Element and region listings:
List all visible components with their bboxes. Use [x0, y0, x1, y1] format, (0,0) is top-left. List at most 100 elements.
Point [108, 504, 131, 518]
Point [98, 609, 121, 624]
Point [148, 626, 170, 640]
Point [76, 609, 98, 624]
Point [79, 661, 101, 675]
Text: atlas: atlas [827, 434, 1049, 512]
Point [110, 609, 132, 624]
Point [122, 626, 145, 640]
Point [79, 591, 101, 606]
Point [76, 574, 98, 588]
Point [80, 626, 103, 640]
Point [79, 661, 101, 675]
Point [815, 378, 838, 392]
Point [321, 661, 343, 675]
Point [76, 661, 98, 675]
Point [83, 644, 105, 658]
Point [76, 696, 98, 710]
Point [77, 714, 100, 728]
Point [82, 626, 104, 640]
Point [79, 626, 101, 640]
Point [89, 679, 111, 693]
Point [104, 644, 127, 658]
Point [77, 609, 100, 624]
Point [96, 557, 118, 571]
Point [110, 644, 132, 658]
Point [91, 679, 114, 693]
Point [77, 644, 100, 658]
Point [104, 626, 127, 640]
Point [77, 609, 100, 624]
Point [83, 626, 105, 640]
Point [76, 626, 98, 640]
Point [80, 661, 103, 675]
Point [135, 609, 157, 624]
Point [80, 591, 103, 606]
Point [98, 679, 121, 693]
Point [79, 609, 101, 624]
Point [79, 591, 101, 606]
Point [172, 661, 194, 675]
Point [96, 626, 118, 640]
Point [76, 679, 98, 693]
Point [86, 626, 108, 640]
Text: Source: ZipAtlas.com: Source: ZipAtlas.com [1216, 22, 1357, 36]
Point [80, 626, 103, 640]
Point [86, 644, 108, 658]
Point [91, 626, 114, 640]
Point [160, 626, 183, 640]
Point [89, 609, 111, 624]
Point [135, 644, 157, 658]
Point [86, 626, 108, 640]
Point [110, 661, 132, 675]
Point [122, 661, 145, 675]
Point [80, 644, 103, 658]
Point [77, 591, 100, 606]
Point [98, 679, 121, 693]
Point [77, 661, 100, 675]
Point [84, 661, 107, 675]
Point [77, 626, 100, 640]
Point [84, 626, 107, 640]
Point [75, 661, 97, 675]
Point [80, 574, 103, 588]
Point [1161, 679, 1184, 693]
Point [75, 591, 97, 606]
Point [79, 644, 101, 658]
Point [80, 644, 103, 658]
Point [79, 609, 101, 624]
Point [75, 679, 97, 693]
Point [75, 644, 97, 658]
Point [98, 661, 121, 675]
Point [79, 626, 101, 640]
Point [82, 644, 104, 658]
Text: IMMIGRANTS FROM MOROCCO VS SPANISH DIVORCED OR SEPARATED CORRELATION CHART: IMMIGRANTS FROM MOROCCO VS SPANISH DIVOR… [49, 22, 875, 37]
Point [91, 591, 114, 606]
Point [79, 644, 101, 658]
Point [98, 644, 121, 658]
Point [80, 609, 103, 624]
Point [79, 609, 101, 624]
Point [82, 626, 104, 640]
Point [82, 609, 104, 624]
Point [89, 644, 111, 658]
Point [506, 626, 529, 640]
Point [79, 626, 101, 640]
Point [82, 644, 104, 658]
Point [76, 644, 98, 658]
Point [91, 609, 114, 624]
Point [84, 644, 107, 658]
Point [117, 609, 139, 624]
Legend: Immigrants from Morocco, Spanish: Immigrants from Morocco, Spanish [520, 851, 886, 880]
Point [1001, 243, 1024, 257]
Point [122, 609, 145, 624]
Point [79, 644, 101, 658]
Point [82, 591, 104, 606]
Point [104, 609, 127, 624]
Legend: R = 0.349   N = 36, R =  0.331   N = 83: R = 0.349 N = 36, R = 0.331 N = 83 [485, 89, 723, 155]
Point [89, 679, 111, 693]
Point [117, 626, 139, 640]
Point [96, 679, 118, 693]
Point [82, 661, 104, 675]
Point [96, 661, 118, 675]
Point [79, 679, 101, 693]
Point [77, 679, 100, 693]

Exercise
Turn every line of the listing into a JSON list of strings, one string per line, skipping any blank lines.

Completed exercise
[
  "List all visible components with their bboxes. Use [x0, y0, x1, y1] format, (0,0) is top-left. List at most 100 elements.",
  "Point [108, 504, 131, 518]",
  "Point [98, 609, 121, 624]",
  "Point [148, 626, 170, 640]",
  "Point [76, 609, 98, 624]",
  "Point [79, 661, 101, 675]",
  "Text: atlas: atlas [827, 434, 1049, 512]",
  "Point [110, 609, 132, 624]",
  "Point [122, 626, 145, 640]",
  "Point [79, 591, 101, 606]",
  "Point [76, 574, 98, 588]",
  "Point [80, 626, 103, 640]",
  "Point [79, 661, 101, 675]",
  "Point [815, 378, 838, 392]",
  "Point [321, 661, 343, 675]",
  "Point [76, 661, 98, 675]",
  "Point [83, 644, 105, 658]",
  "Point [76, 696, 98, 710]",
  "Point [77, 714, 100, 728]",
  "Point [82, 626, 104, 640]",
  "Point [79, 626, 101, 640]",
  "Point [89, 679, 111, 693]",
  "Point [104, 644, 127, 658]",
  "Point [77, 609, 100, 624]",
  "Point [96, 557, 118, 571]",
  "Point [110, 644, 132, 658]",
  "Point [91, 679, 114, 693]",
  "Point [77, 644, 100, 658]",
  "Point [104, 626, 127, 640]",
  "Point [77, 609, 100, 624]",
  "Point [83, 626, 105, 640]",
  "Point [76, 626, 98, 640]",
  "Point [80, 661, 103, 675]",
  "Point [135, 609, 157, 624]",
  "Point [80, 591, 103, 606]",
  "Point [98, 679, 121, 693]",
  "Point [79, 609, 101, 624]",
  "Point [79, 591, 101, 606]",
  "Point [172, 661, 194, 675]",
  "Point [96, 626, 118, 640]",
  "Point [76, 679, 98, 693]",
  "Point [86, 626, 108, 640]",
  "Text: Source: ZipAtlas.com: Source: ZipAtlas.com [1216, 22, 1357, 36]",
  "Point [80, 626, 103, 640]",
  "Point [86, 644, 108, 658]",
  "Point [91, 626, 114, 640]",
  "Point [160, 626, 183, 640]",
  "Point [89, 609, 111, 624]",
  "Point [135, 644, 157, 658]",
  "Point [86, 626, 108, 640]",
  "Point [110, 661, 132, 675]",
  "Point [122, 661, 145, 675]",
  "Point [80, 644, 103, 658]",
  "Point [77, 591, 100, 606]",
  "Point [98, 679, 121, 693]",
  "Point [77, 661, 100, 675]",
  "Point [84, 661, 107, 675]",
  "Point [77, 626, 100, 640]",
  "Point [84, 626, 107, 640]",
  "Point [75, 661, 97, 675]",
  "Point [80, 574, 103, 588]",
  "Point [1161, 679, 1184, 693]",
  "Point [75, 591, 97, 606]",
  "Point [79, 644, 101, 658]",
  "Point [80, 644, 103, 658]",
  "Point [79, 609, 101, 624]",
  "Point [75, 679, 97, 693]",
  "Point [75, 644, 97, 658]",
  "Point [98, 661, 121, 675]",
  "Point [79, 626, 101, 640]",
  "Point [82, 644, 104, 658]",
  "Text: IMMIGRANTS FROM MOROCCO VS SPANISH DIVORCED OR SEPARATED CORRELATION CHART: IMMIGRANTS FROM MOROCCO VS SPANISH DIVOR… [49, 22, 875, 37]",
  "Point [91, 591, 114, 606]",
  "Point [79, 644, 101, 658]",
  "Point [98, 644, 121, 658]",
  "Point [80, 609, 103, 624]",
  "Point [79, 609, 101, 624]",
  "Point [82, 626, 104, 640]",
  "Point [82, 609, 104, 624]",
  "Point [89, 644, 111, 658]",
  "Point [506, 626, 529, 640]",
  "Point [79, 626, 101, 640]",
  "Point [82, 644, 104, 658]",
  "Point [76, 644, 98, 658]",
  "Point [91, 609, 114, 624]",
  "Point [84, 644, 107, 658]",
  "Point [117, 609, 139, 624]",
  "Legend: Immigrants from Morocco, Spanish: Immigrants from Morocco, Spanish [520, 851, 886, 880]",
  "Point [1001, 243, 1024, 257]",
  "Point [122, 609, 145, 624]",
  "Point [79, 644, 101, 658]",
  "Point [82, 591, 104, 606]",
  "Point [104, 609, 127, 624]",
  "Legend: R = 0.349   N = 36, R =  0.331   N = 83: R = 0.349 N = 36, R = 0.331 N = 83 [485, 89, 723, 155]",
  "Point [89, 679, 111, 693]",
  "Point [117, 626, 139, 640]",
  "Point [96, 679, 118, 693]",
  "Point [82, 661, 104, 675]",
  "Point [96, 661, 118, 675]",
  "Point [79, 679, 101, 693]",
  "Point [77, 679, 100, 693]"
]